::: Fragmento de página

Foto cortesía empleados empresa arrocera

Por Juan Manuel Ruíz

Porque, como buen perro viejo, forjado en el oficio de la calle, ha sabido ganarse el corazón y el respeto de la gente. Yo lo conocí hace poco, cuando lo vi entrar subrepticiamente a una oficina, buscando refugio, un poco de aire frío para aminorar los calores de la larga sequía. Ya sabe a cuál esquina debe arrimarse, justo debajo de esa persiana que despide un poco de alivio para su azarosa itinerancia.

Enrique vive en El Espinal, frecuenta una fábrica de arroz, y habilidosamente pasó de saltar entre los camiones y esconderse debajo de buses y árboles, a involucrarse directamente en las oficinas, donde ya tiene –descarado—, varias relaciones afectivas. Sin embargo, Enrique atraviesa en estos momentos por una coyuntura inquietante: como huele mal, la administración de la factoría quiere sacarlo de sus instalaciones.

Yo llegué allí de pura casualidad, pues me encontraba haciendo turismo en el Tolima. Me invitaron a conocer la arrocera, y acepté. Cuando estaba en las oficinas, irrumpió el personaje. Creo que es, o fue, un labrador, un poco magro, ajado, arrugado, de ojos azules. Como los perros son una nariz con cuatro patas, de inmediato comenzó a olerme como solo lo hacen los viejos amigos. Lo miré severamente: Enrique olía hediondo.

¿Dónde diablos ha estado todos estos años, señor? ¿Dónde más se ha metido? ¿Por qué ha descuidado así su aspecto personal? Todo eso le dije con una mirada fulminante, y él retrocedió, avergonzado.

Con la capacidad manipuladora que le caracteriza, agachó la cabeza y fue a esconderse detrás de una silla, la de su protectora y mentora, una funcionaria que una mañana presenció asombrada cómo Enrique asaltó su oficina y se echó a sus pies, calladito, como para no despertar sospechas. Buscaba el aire acondicionado más frío y no tuvo vergüenza en allanar la morada ajena para aliviarse.

::::::

En el texto sobre Enrique, enumera los rasgos de su aspecto que aparecen después de la palabra «labrador» en la oración que comienza «Creo que es, o fue». Los datos constituyen un material aparte, sin relación con el texto sobre Enrique.

::: Extracto de datos

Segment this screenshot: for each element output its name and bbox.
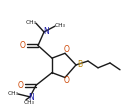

::::::

- Resolución -
- un poco magro
- ajado
- arrugado
- de ojos azules